**TEKST ŹRÓDŁOWY:**
———

Z głową w chmurach… Kopa Kondracka i Giewont


Godzina 5:00. Zaczyna dzwonić budzik. Za oknem mglisto, nad Zakopanem nisko wiszą chmury. Według prognoz na Giewoncie ma być dziś bezwietrznie i pełne słońce. Choć wcale w to nie wierze, to nie pozostaje mi nic innego jak nadzieja, że tak właśnie będzie...
O 6:30 opuszczam kwaterę i zmierzam w kierunku Kuźnic. Szybkim krokiem docieram do pierwszych tabliczek i spoglądam na czas do Hali Kondratowej - 1h 10min. No to start! 

Kuźnicki szlakowskaz
Pierwszy etap wędrówki czeka mnie szeroką brukowaną drogą. Nad moją głową niezmiennie wiszą chmury, ale wciąż mam nadzieję, że meteoblue nie zawiedzie. Na rozstaju szlaku niebieskiego, wybieram wariant lewy, czyli omijający Hotel Górski i po 30 minutach marszu znajduję się u podnóża Polany Kalatówki.

Polana Kalatówki, Hotel Górski, bacówki i owieczki
Idę żwawo przed siebie do ponownego połączenia niebieskich szlaków, po czym wchodzę w piętro lasu. Powietrze jest wilgotne i ciężkie, więc po drodze kolejno zrzucam z siebie warstwy ubrań. Maszeruję ścieżką ułożoną z kamieni, które są nieco śliskie po wczorajszym deszczu. Po ostatniej prostce wychodzę na otwarty teren i po 20 minutach wyłania się przede mną schronisko na Hali Kondratowej. Schronisko o typowym górskim klimacie mnie urzeka. Niewielka, drewniana chata ma w sobie coś magicznego i przyciągającego. 

Schronisko na Hali Kondratowej
Jeszcze jeden kadr w towarzystwie wierzbówki
Po odpoczynku ruszam dalej i kieruję się na lewo - zielonym szlakiem na Przełęcz pod Kopą Kondracką. Dokładnie tak, bo chociaż moim celem dziś jest Giewont, to postanowiłam go zdobyć od strony Czerwonych Wierchów, co by nie było za łatwo. Póki co atmosfera na Hali Kondratowej jest mroczna i tajemnicza, czyli w skrócie zero gór tylko chmury 😉

Tam gdzieś jest Kopa Kondracka
Początkowo wąska ścieżka prowadzi przez polanę, by po chwili piąć się kamiennymi stopniami w górę. W Dolinie Kondratowej robię krótki postój na łyk wody i nagle coś rzuca mi się w oczy, a właściwie nie coś, tylko niedźwiedzica z trójką młodych! Rodzinka właśnie przyszła na jagodowe śniadanie. Na szczęście była między nami spora odległość, ale i tak jakoś zaczęłam iść szybciej (ciekawe dlaczego?😜).

———

**ZADANIA:**
(a) Określ, czy poniższe stwierdzenia zgadzają się z tekstem o wędrówce na Giewont, i przy każdym odpowiedz „tak” lub „nie”, przytaczając rozstrzygające słowa tekstu. (i) Wyjście z kwatery nastąpiło o 6:30. (ii) Na rozstaju niebieskiego szlaku wybrano wariant prowadzący obok Hotelu Górskiego. (iii) Niedźwiedzica w Dolinie Kondratowej była z dwojgiem młodych.
(b) Wyjaśnij na podstawie tekstu o wędrówce na Giewont, dlaczego po wejściu w piętro lasu kolejno zdejmowane są warstwy ubrań.

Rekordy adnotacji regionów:
———

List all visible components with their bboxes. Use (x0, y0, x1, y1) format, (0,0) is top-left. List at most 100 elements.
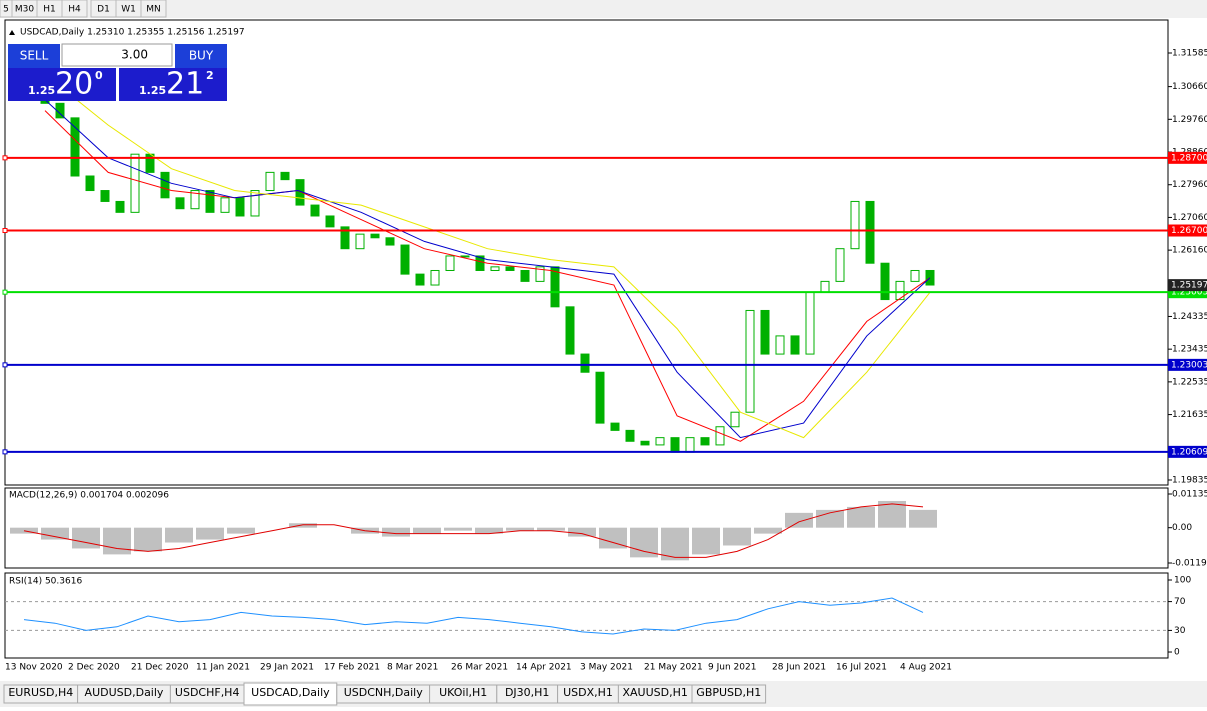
chart-tab[interactable] (691, 684, 767, 704)
chart-tab-label[interactable]: USDX,H1 (563, 686, 613, 699)
candle (175, 197, 185, 210)
candle (490, 266, 500, 271)
chart-tab-label[interactable]: EURUSD,H4 (8, 686, 73, 699)
indicator-title: RSI(14) 50.3616 (9, 577, 82, 587)
x-tick-label: 8 Mar 2021 (387, 663, 438, 673)
candle (220, 197, 230, 213)
candle (340, 226, 350, 250)
indicator-title: MACD(12,26,9) 0.001704 0.002096 (9, 491, 169, 501)
lots-input[interactable] (61, 43, 173, 67)
level-handle (2, 228, 8, 234)
current-price-label: 1.25197 (1171, 281, 1207, 291)
candle (580, 353, 590, 373)
macd-bar (103, 527, 131, 555)
candle (625, 429, 635, 442)
timeframe-label[interactable]: MN (146, 5, 161, 15)
candle (190, 190, 200, 210)
chart-tab-label[interactable]: DJ30,H1 (505, 686, 549, 699)
y-tick-label: 100 (1174, 575, 1191, 585)
macd-bar (382, 527, 410, 537)
x-tick-label: 17 Feb 2021 (324, 663, 380, 673)
x-tick-label: 29 Jan 2021 (260, 663, 314, 673)
macd-bar (289, 523, 317, 528)
macd-bar (568, 527, 596, 537)
candle (790, 335, 800, 355)
sell-price-small[interactable]: 1.25 (28, 84, 55, 97)
macd-bar (878, 500, 906, 528)
lots-value[interactable]: 3.00 (121, 48, 148, 62)
chart-tab-label[interactable]: GBPUSD,H1 (696, 686, 761, 699)
candle (760, 309, 770, 355)
chart-tab-label[interactable]: UKOil,H1 (439, 686, 487, 699)
candle (775, 335, 785, 355)
y-tick-label: 1.22535 (1172, 377, 1207, 387)
buy-label[interactable]: BUY (189, 49, 214, 63)
moving-average (44, 99, 931, 439)
macd-bar (909, 509, 937, 528)
level-label: 1.23003 (1171, 360, 1207, 370)
level-label: 1.28700 (1171, 153, 1207, 163)
x-tick-label: 9 Jun 2021 (708, 663, 756, 673)
x-tick-label: 28 Jun 2021 (772, 663, 826, 673)
candle (805, 291, 815, 355)
chart-tab-label[interactable]: USDCHF,H4 (175, 686, 240, 699)
buy-price-box[interactable] (119, 68, 227, 101)
timeframe-button[interactable] (140, 0, 167, 18)
macd-bar (785, 512, 813, 528)
level-label: 1.26700 (1171, 226, 1207, 236)
sell-button[interactable] (8, 44, 60, 68)
candle (730, 411, 740, 428)
candle (655, 437, 665, 446)
candle (850, 200, 860, 250)
candle (115, 200, 125, 213)
macd-bar (10, 527, 38, 534)
rsi-line (23, 597, 924, 635)
timeframe-label[interactable]: D1 (97, 5, 110, 15)
y-tick-label: 1.30660 (1172, 82, 1207, 92)
chart-tab-label[interactable]: AUDUSD,Daily (85, 686, 164, 699)
candle (925, 269, 935, 286)
buy-price-small[interactable]: 1.25 (139, 84, 166, 97)
candle (430, 269, 440, 286)
timeframe-label[interactable]: W1 (121, 5, 136, 15)
timeframe-label[interactable]: M30 (15, 5, 34, 15)
y-tick-label: 1.31585 (1172, 48, 1207, 58)
candle (835, 248, 845, 282)
x-tick-label: 26 Mar 2021 (451, 663, 508, 673)
chart-tab-label[interactable]: USDCAD,Daily (251, 686, 330, 699)
toolbar (0, 0, 1207, 18)
sell-price-big[interactable]: 20 (55, 67, 93, 102)
macd-bar (165, 527, 193, 543)
timeframe-label[interactable]: H1 (43, 5, 56, 15)
level-handle (2, 289, 8, 295)
buy-price-big[interactable]: 21 (166, 67, 204, 102)
y-tick-label: 30 (1174, 626, 1186, 636)
chart-tab-label[interactable]: USDCNH,Daily (344, 686, 424, 699)
buy-price-sup[interactable]: 2 (206, 69, 214, 82)
candle (250, 190, 260, 217)
buy-button[interactable] (175, 44, 227, 68)
timeframe-button[interactable] (61, 0, 88, 18)
timeframe-label[interactable]: 5 (3, 5, 9, 15)
timeframe-label[interactable]: H4 (68, 5, 81, 15)
y-tick-label: 70 (1174, 597, 1186, 607)
macd-bar (661, 527, 689, 561)
candle (235, 197, 245, 217)
x-tick-label: 21 May 2021 (644, 663, 703, 673)
candle (670, 437, 680, 453)
candle (70, 117, 80, 177)
sell-price-sup[interactable]: 0 (95, 69, 103, 82)
macd-bar (413, 527, 441, 534)
sell-price-box[interactable] (8, 68, 116, 101)
candle (460, 255, 470, 258)
chart-header: USDCAD,Daily 1.25310 1.25355 1.25156 1.2… (20, 28, 245, 38)
candle (685, 437, 695, 453)
macd-bar (630, 527, 658, 558)
macd-bar (537, 527, 565, 531)
chart-tab-label[interactable]: XAUUSD,H1 (623, 686, 688, 699)
sell-label[interactable]: SELL (20, 49, 49, 63)
level-label-box (1168, 224, 1207, 237)
level-label: 1.25003 (1171, 288, 1207, 298)
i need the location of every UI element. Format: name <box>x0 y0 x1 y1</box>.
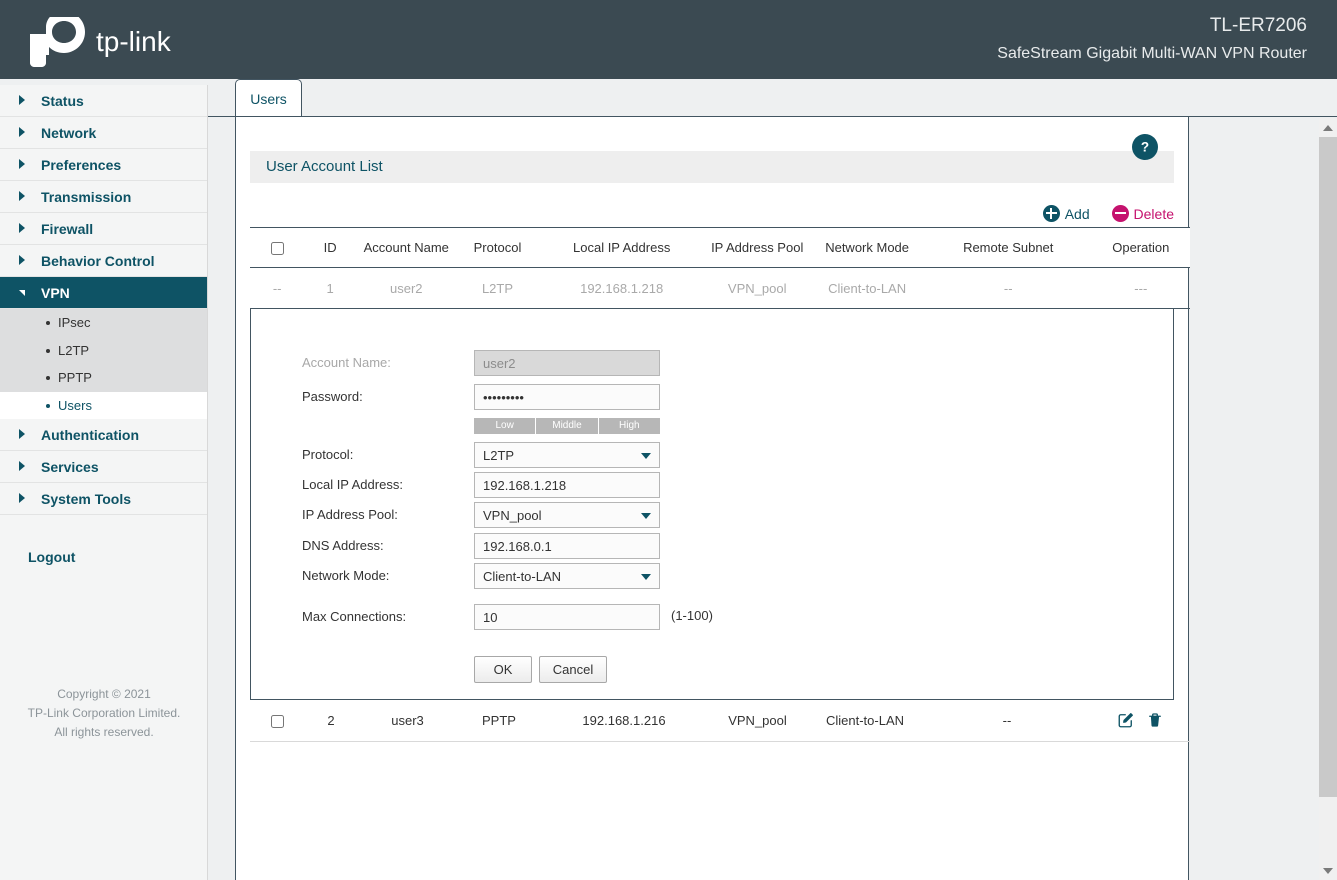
svg-text:tp-link: tp-link <box>96 26 172 57</box>
svg-text:?: ? <box>1141 140 1149 155</box>
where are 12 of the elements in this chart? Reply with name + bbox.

———

**ROZWIĄZANIA:**
(a)
(i) Tak: „O 6:30 opuszczam kwaterę i zmierzam w kierunku Kuźnic.”
(ii) Nie: „wybieram wariant lewy, czyli omijający Hotel Górski”.
(iii) Nie: „niedźwiedzica z trójką młodych!”

(b) W lesie powietrze jest wilgotne i ciężkie. Z tego powodu po drodze kolejno zrzucane są warstwy ubrań.